• [PROMPT 1]: Reproduce the records from their first line through the line containing "table-row <box>12 917 657 946</box>", keeping each line word for word.

• [PASSAGE GIVEN]:
Reputation: 159
I am not sure if this question qualifies here, but it seems odd to me letter 'f' often get messed up when copied from pdf text.
I do research as a student, and I read a lot of papers. This happens a lot when I want to copy the name of a paper to rename the pdf file.
For example, I opened the link a paper from built-in pdf display plug-in of Chrome on a Macbook Pro with OSX 10.9. Try copy the title of the paper and paste it. The 'f' in 'fluids' will be missing.
Upvotes: 11
Views: 9636
Reputation: 2215
I think the reason why @warriormole can't copy fl
is not the use of ligatures itself, but neglect or oversight on the side of PDF file creators. It was OK 10-15 or more years ago, everyone was happy just because there's some 'picture' in PDF and no one thought about content extraction and logical text rather that visual picture preservation in the long term, but now (file created in 2010) it's a shame.
PDF provides for methods to store Unicode representation of any glyph used, and file in question can be fixed relatively easy.
Upvotes: 6
Reputation: 4033
Not only the "f" will be missing, the "fl" will.
The reason for this are so-called "ligatures". In order to look nice, some combinations of letters, most notably fi, get combined into a single character. The special character is rarely treated correctly when copy-pasting. You can see this below. If you try to select the ligature, you will notice it is only one "letter". Note that your computer may render the two separate letters by using the ligature.
The following is a "fi" ligature: fi
The following is two letters: fi
Especially visible in a fixed-width font:
The following is a "fi" ligature: fi
The following is two letters: fi
Upvotes: 13

(Entries taken from a collection)

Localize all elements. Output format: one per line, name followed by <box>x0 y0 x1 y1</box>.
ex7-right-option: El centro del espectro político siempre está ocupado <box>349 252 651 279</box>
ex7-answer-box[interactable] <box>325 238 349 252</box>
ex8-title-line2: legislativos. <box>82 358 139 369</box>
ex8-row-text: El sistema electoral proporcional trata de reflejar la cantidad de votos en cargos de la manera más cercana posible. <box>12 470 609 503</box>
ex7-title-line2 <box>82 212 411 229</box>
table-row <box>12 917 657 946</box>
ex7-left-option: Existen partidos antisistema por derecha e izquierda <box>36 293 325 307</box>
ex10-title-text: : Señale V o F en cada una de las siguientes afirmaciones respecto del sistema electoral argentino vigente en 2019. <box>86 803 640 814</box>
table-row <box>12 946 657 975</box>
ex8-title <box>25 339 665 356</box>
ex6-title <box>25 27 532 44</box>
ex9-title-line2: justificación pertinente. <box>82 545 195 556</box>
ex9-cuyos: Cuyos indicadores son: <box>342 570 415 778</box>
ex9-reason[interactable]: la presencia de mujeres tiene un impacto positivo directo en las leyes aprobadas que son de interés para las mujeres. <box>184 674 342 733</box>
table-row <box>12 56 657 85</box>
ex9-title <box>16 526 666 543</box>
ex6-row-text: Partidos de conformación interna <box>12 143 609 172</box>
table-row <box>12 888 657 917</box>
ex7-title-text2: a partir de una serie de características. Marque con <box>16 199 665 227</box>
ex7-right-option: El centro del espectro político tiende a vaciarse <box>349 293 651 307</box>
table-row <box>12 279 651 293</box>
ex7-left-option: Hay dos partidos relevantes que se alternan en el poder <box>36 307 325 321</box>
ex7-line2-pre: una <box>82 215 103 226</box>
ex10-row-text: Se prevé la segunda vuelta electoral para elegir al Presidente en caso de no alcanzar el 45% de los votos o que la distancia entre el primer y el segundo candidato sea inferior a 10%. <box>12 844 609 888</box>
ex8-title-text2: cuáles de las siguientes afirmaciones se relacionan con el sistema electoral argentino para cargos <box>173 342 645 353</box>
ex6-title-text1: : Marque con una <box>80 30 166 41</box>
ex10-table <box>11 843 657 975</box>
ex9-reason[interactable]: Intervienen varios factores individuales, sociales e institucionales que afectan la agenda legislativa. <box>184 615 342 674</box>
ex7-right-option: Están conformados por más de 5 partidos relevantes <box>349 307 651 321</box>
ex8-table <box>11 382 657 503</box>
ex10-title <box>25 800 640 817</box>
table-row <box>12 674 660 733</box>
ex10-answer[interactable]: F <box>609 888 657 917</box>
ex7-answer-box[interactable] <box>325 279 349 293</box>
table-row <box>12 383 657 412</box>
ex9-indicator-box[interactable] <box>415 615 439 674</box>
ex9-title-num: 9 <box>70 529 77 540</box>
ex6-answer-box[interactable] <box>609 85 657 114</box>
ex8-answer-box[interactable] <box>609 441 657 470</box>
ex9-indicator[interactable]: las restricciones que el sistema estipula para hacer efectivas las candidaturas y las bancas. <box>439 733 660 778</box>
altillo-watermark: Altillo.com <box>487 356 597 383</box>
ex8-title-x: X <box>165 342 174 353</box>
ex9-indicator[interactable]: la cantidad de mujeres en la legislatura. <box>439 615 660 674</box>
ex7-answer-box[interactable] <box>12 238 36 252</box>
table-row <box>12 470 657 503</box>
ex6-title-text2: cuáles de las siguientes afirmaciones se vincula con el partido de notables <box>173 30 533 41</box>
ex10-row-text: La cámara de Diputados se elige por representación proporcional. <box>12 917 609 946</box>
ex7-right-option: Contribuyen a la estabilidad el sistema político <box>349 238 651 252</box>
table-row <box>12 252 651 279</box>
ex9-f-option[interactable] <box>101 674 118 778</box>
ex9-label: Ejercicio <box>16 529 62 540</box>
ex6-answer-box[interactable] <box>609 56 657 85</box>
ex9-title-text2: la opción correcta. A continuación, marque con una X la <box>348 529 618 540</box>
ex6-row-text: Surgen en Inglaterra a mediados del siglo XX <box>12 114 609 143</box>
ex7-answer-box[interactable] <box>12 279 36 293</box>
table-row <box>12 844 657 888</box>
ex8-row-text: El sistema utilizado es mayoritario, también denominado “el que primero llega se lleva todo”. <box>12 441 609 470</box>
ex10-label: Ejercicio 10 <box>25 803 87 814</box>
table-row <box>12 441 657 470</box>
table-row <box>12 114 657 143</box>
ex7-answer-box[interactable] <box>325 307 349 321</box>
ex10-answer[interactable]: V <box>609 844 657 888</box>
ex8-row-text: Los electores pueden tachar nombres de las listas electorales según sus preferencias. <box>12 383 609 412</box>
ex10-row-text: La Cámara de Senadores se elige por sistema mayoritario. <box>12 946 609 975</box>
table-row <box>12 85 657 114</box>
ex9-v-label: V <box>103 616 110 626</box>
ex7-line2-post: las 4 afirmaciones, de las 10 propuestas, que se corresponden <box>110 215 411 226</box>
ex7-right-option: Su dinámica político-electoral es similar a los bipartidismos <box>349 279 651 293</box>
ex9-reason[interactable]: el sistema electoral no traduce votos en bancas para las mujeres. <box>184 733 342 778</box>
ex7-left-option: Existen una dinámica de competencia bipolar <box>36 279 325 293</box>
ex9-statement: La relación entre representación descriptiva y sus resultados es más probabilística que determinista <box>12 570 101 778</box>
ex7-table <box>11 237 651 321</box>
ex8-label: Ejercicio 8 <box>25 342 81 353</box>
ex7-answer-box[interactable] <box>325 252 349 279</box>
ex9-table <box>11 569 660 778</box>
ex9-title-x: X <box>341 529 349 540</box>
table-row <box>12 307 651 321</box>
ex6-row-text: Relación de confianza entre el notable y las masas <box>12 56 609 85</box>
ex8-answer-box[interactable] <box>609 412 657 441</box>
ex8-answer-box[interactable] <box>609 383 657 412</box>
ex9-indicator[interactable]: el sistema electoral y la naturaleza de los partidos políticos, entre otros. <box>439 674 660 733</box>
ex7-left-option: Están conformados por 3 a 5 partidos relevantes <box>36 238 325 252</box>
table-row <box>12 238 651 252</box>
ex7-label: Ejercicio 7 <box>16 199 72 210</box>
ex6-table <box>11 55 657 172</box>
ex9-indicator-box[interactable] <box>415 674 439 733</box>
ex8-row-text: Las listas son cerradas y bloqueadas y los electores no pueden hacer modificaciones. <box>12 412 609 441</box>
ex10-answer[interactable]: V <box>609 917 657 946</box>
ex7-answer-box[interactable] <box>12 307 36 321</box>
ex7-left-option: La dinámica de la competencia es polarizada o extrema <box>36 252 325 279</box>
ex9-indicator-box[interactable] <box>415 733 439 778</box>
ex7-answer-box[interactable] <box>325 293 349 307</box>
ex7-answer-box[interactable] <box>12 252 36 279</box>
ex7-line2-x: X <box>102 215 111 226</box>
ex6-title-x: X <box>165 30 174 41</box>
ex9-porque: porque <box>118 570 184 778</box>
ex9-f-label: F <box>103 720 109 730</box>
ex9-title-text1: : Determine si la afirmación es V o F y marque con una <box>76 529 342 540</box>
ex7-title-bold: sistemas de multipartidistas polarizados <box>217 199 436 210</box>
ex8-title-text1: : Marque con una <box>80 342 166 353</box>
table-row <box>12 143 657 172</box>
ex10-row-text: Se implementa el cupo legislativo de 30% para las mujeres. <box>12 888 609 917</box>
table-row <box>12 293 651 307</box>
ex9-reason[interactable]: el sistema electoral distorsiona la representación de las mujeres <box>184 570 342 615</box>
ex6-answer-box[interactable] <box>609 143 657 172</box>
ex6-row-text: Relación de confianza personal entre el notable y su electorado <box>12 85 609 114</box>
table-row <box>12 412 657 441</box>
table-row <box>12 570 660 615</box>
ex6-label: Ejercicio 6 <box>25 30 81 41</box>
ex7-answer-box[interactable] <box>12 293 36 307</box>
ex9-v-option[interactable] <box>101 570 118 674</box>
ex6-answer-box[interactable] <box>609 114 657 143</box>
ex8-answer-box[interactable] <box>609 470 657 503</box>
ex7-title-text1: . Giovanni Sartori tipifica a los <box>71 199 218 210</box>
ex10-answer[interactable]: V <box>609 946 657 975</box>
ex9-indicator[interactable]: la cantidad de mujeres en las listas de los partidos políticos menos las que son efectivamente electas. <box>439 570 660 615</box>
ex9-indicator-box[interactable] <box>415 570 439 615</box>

• [PROMPT 2]: List every Reputation figure shown in the thread about copying text out of PDF files.

• [WORKED SOLUTION 1]:
Localize all elements. Output format: one per line, name followed by <box>x0 y0 x1 y1</box>.
ex7-right-option: El centro del espectro político siempre está ocupado <box>349 252 651 279</box>
ex7-answer-box[interactable] <box>325 238 349 252</box>
ex8-title-line2: legislativos. <box>82 358 139 369</box>
ex8-row-text: El sistema electoral proporcional trata de reflejar la cantidad de votos en cargos de la manera más cercana posible. <box>12 470 609 503</box>
ex7-title-line2 <box>82 212 411 229</box>
table-row <box>12 917 657 946</box>

• [WORKED SOLUTION 2]: 159, 2215, 4033